*TASK INSTRUCTIONS*
Extract every line below that contains the word "Completed".

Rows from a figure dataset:

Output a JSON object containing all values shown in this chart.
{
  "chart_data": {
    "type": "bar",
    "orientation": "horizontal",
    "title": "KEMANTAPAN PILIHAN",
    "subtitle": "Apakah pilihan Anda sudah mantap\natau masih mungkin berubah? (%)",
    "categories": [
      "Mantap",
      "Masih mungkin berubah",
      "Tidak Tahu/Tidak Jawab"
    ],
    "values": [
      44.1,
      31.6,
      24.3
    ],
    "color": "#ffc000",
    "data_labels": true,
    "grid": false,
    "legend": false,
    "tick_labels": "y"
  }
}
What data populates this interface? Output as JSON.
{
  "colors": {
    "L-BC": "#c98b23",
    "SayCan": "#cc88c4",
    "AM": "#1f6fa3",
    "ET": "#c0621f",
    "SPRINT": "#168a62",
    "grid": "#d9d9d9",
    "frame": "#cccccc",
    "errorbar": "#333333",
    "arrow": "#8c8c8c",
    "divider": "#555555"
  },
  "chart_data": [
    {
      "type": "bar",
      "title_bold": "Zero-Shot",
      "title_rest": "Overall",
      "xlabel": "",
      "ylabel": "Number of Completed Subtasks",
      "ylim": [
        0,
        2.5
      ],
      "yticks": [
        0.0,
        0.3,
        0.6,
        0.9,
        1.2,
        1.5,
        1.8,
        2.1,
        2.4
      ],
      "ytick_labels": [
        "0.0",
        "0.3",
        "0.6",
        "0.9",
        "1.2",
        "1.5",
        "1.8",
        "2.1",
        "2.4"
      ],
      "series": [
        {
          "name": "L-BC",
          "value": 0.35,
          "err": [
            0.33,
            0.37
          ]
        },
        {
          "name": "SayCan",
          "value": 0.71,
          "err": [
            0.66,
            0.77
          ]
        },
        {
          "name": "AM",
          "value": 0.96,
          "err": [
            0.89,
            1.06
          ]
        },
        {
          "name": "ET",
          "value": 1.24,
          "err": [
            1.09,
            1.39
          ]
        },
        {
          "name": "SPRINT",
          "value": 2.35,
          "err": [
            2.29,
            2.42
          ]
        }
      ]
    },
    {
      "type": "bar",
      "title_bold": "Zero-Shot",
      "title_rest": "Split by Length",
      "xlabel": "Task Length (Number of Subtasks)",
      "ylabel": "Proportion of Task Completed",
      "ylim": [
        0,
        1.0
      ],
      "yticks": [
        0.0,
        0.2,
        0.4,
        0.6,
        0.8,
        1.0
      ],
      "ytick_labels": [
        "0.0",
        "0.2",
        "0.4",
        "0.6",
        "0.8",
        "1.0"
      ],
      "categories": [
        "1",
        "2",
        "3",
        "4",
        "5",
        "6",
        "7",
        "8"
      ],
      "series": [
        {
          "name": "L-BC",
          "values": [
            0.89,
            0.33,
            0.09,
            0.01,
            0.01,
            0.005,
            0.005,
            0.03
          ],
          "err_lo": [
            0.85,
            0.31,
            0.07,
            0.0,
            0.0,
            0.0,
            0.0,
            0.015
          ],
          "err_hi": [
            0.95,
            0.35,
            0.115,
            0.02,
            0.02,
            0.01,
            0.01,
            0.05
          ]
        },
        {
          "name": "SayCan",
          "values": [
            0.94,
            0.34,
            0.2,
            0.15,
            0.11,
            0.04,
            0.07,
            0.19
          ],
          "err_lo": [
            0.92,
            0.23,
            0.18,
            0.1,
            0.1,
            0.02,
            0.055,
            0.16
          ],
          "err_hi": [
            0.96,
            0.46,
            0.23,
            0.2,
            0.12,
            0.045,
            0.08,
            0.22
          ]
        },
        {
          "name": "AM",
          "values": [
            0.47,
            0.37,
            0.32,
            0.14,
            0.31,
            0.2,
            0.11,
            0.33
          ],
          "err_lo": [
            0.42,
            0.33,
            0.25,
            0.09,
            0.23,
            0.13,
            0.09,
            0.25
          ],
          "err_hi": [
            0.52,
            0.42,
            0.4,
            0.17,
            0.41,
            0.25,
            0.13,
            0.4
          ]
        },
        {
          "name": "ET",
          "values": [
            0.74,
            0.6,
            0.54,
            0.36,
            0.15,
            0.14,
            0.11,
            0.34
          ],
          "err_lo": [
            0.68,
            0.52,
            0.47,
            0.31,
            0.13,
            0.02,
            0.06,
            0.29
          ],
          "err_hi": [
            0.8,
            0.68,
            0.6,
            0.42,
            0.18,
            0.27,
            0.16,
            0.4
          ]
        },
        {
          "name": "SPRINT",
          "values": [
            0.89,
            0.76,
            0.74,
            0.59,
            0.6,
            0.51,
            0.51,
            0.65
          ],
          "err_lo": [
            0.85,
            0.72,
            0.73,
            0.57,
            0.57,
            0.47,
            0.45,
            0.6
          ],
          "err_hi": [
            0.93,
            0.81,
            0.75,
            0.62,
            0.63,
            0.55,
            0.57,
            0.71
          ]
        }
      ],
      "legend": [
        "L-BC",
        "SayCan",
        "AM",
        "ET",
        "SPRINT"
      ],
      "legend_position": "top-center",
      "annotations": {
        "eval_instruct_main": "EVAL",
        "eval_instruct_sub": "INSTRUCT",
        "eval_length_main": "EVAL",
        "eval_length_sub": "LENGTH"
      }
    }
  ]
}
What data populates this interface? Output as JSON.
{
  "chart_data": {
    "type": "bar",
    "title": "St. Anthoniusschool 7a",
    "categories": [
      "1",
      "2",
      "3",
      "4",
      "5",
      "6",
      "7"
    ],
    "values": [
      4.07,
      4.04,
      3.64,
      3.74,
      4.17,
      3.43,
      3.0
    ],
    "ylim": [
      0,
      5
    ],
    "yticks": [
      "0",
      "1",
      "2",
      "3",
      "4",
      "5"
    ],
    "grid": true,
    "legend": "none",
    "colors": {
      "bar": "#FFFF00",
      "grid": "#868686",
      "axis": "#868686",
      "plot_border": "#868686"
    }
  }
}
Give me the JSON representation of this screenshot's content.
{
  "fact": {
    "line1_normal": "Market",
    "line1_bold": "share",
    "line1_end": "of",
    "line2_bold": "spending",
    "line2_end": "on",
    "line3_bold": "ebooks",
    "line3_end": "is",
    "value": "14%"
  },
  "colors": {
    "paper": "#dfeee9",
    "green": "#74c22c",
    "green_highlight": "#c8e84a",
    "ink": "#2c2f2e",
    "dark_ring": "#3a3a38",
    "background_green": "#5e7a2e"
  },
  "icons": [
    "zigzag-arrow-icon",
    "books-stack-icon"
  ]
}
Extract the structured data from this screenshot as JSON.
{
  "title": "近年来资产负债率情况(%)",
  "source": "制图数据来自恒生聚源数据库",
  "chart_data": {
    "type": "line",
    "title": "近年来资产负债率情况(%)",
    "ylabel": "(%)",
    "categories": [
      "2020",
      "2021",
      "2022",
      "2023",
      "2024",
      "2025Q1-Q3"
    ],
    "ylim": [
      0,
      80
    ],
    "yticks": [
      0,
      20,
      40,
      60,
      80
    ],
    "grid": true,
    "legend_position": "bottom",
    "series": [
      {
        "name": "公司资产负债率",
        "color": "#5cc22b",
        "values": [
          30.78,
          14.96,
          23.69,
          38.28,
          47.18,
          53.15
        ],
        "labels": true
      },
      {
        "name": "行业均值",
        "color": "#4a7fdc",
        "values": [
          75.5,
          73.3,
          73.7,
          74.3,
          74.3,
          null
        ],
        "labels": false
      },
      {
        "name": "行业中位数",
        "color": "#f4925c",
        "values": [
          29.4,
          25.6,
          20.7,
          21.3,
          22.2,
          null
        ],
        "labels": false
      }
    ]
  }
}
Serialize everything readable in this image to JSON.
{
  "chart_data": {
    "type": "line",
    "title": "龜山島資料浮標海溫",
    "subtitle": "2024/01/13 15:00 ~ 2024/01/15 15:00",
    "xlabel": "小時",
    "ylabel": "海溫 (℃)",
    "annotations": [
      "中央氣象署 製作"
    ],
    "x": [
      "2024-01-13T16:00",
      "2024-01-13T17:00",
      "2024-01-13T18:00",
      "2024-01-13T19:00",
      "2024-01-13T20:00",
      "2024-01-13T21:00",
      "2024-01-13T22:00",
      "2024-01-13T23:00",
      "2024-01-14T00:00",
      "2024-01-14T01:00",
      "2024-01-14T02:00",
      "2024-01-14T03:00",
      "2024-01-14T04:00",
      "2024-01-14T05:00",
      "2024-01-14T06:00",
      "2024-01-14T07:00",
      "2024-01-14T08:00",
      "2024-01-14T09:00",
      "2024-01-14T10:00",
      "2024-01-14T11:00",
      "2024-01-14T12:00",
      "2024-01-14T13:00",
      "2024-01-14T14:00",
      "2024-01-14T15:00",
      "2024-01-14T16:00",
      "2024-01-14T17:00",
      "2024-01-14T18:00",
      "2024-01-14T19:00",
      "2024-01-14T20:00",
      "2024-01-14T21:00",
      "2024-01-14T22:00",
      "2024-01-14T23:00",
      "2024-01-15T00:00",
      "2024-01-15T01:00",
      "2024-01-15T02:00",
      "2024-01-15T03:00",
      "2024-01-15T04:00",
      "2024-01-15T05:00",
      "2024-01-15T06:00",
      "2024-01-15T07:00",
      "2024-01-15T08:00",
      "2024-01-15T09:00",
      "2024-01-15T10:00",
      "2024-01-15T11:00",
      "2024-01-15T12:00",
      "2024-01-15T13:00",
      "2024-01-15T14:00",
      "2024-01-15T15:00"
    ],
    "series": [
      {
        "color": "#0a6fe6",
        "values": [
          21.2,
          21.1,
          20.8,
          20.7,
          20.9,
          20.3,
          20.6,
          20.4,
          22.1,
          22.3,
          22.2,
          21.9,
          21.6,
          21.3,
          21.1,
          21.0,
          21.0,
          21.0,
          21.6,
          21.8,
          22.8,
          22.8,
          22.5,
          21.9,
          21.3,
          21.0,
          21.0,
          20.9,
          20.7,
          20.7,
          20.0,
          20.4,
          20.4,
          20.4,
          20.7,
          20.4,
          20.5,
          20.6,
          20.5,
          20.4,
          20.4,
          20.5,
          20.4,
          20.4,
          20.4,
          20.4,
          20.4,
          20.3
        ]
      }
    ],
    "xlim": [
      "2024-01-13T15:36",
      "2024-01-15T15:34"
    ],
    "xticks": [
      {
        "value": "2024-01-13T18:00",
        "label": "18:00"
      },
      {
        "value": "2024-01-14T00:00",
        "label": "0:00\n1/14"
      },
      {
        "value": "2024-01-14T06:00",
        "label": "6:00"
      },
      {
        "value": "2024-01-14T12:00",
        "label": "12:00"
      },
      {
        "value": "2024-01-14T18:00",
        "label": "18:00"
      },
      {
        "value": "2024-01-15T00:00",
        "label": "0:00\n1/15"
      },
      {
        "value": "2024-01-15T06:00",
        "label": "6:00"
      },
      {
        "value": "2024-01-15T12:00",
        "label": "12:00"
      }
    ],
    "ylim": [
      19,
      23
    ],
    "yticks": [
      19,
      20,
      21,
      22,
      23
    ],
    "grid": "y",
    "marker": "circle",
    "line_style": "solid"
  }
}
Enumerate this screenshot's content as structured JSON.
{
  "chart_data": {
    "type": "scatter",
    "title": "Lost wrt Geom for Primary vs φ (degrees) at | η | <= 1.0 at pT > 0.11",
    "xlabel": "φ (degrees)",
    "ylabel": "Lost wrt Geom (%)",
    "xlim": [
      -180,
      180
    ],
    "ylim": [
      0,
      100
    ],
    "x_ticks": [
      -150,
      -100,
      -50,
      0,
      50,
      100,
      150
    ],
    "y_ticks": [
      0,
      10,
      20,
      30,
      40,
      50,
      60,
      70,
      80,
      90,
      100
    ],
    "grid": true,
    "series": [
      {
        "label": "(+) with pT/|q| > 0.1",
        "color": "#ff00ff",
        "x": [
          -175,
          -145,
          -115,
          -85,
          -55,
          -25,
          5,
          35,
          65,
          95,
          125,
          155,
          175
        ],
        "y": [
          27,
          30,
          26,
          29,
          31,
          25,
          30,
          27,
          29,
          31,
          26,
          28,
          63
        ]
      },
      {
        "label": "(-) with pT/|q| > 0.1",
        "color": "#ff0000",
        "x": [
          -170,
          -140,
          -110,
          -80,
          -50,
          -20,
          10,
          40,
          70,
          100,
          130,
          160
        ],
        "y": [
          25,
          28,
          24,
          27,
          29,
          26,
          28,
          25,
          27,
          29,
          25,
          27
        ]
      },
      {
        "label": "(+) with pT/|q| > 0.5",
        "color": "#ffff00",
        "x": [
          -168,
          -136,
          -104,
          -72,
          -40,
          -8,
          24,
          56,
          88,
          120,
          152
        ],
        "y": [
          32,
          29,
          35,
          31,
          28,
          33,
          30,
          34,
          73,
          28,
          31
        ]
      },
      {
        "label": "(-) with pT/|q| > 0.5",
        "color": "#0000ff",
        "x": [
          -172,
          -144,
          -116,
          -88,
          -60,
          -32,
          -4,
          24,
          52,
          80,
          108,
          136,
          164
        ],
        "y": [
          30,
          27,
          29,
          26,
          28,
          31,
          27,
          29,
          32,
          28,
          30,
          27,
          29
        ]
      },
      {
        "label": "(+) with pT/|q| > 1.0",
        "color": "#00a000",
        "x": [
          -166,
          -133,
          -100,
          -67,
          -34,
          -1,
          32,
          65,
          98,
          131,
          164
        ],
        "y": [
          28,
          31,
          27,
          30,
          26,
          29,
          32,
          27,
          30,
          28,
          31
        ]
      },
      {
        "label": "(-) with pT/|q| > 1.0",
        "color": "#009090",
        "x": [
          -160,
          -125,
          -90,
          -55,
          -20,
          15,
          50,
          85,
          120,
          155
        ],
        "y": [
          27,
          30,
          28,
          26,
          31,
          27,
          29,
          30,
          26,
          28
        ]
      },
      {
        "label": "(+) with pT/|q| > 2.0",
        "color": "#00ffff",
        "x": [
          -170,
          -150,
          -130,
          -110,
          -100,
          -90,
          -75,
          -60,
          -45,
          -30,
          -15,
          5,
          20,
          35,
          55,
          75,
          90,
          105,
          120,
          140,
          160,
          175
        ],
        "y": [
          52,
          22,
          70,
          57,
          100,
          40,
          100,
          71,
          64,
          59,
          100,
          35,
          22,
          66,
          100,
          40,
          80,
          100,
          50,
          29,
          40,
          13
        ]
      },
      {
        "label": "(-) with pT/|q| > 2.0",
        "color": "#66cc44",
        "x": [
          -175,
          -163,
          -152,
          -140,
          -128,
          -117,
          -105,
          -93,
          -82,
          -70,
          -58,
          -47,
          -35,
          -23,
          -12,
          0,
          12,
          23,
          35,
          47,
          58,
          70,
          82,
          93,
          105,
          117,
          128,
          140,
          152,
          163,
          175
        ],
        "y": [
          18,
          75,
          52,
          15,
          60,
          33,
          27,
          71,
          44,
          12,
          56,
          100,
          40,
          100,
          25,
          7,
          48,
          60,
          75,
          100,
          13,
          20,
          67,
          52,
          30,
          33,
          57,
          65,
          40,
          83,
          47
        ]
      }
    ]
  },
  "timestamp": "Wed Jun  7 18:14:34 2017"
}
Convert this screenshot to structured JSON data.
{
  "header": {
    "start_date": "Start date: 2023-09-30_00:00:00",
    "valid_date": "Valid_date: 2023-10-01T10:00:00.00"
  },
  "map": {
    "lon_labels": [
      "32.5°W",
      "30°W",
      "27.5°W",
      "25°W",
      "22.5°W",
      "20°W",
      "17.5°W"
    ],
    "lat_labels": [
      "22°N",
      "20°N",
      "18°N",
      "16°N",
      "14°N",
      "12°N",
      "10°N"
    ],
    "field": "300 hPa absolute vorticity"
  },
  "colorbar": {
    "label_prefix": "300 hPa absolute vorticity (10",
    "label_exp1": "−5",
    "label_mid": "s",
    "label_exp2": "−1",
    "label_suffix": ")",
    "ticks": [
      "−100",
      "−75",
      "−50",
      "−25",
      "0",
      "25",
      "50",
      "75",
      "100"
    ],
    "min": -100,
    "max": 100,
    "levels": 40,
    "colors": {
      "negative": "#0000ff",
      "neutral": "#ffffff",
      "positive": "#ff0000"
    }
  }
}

*EXERCISE RESPONSE*
      "ylabel": "Number of Completed Subtasks",
      "ylabel": "Proportion of Task Completed",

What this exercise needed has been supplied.